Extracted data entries
*****
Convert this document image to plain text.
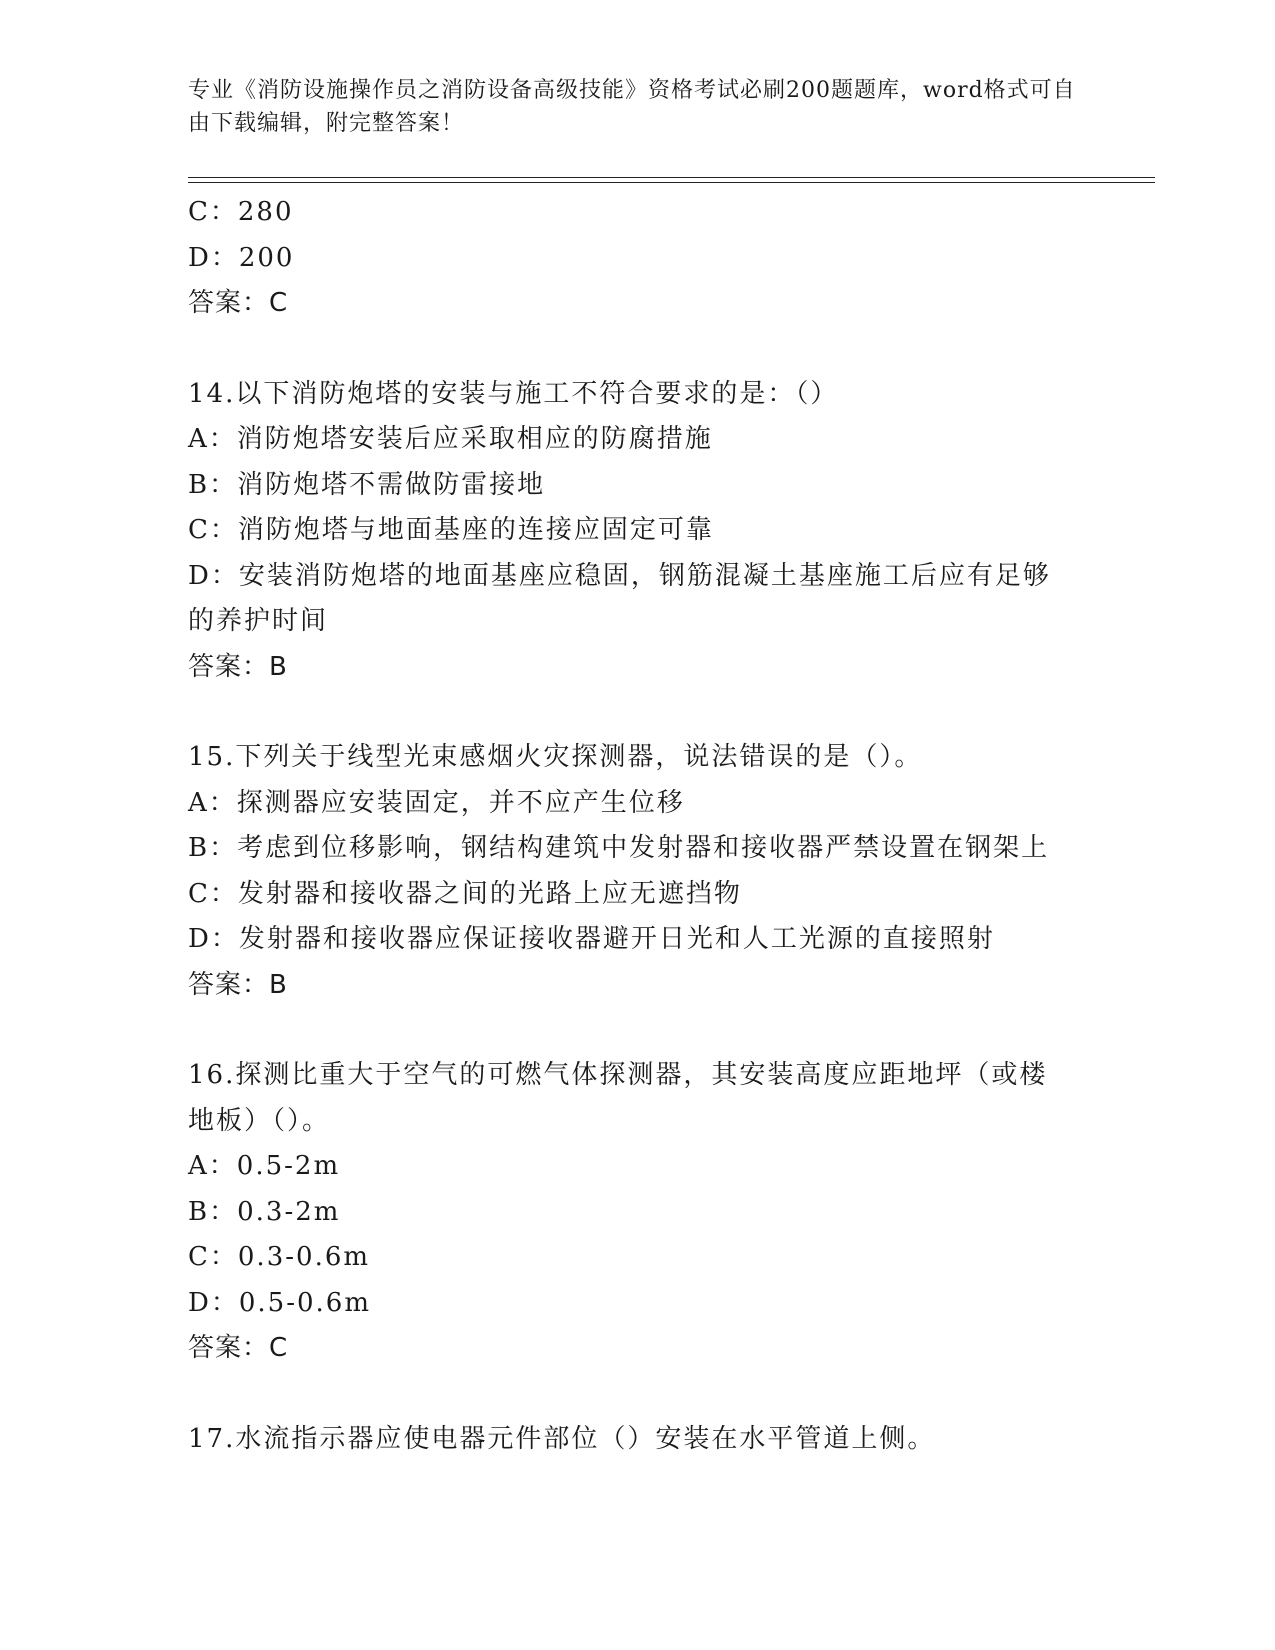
专业《消防设施操作员之消防设备高级技能》资格考试必刷200题题库，word格式可自由下载编辑，附完整答案！
C：280
D：200
答案：C
14.以下消防炮塔的安装与施工不符合要求的是：（）
A：消防炮塔安装后应采取相应的防腐措施
B：消防炮塔不需做防雷接地
C：消防炮塔与地面基座的连接应固定可靠
D：安装消防炮塔的地面基座应稳固，钢筋混凝土基座施工后应有足够
的养护时间
答案：B
15.下列关于线型光束感烟火灾探测器，说法错误的是（）。
A：探测器应安装固定，并不应产生位移
B：考虑到位移影响，钢结构建筑中发射器和接收器严禁设置在钢架上
C：发射器和接收器之间的光路上应无遮挡物
D：发射器和接收器应保证接收器避开日光和人工光源的直接照射
答案：B
16.探测比重大于空气的可燃气体探测器，其安装高度应距地坪（或楼
地板）（）。
A：0.5-2m
B：0.3-2m
C：0.3-0.6m
D：0.5-0.6m
答案：C
17.水流指示器应使电器元件部位（）安装在水平管道上侧。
*****
**Task**. Pictures stay out of the copy; please restate every record above exactly.

**Solved problem**.
Convert this document image to plain text.
专业《消防设施操作员之消防设备高级技能》资格考试必刷200题题库，word格式可自由下载编辑，附完整答案！
C：280
D：200
答案：C
14.以下消防炮塔的安装与施工不符合要求的是：（）
A：消防炮塔安装后应采取相应的防腐措施
B：消防炮塔不需做防雷接地
C：消防炮塔与地面基座的连接应固定可靠
D：安装消防炮塔的地面基座应稳固，钢筋混凝土基座施工后应有足够
的养护时间
答案：B
15.下列关于线型光束感烟火灾探测器，说法错误的是（）。
A：探测器应安装固定，并不应产生位移
B：考虑到位移影响，钢结构建筑中发射器和接收器严禁设置在钢架上
C：发射器和接收器之间的光路上应无遮挡物
D：发射器和接收器应保证接收器避开日光和人工光源的直接照射
答案：B
16.探测比重大于空气的可燃气体探测器，其安装高度应距地坪（或楼
地板）（）。
A：0.5-2m
B：0.3-2m
C：0.3-0.6m
D：0.5-0.6m
答案：C
17.水流指示器应使电器元件部位（）安装在水平管道上侧。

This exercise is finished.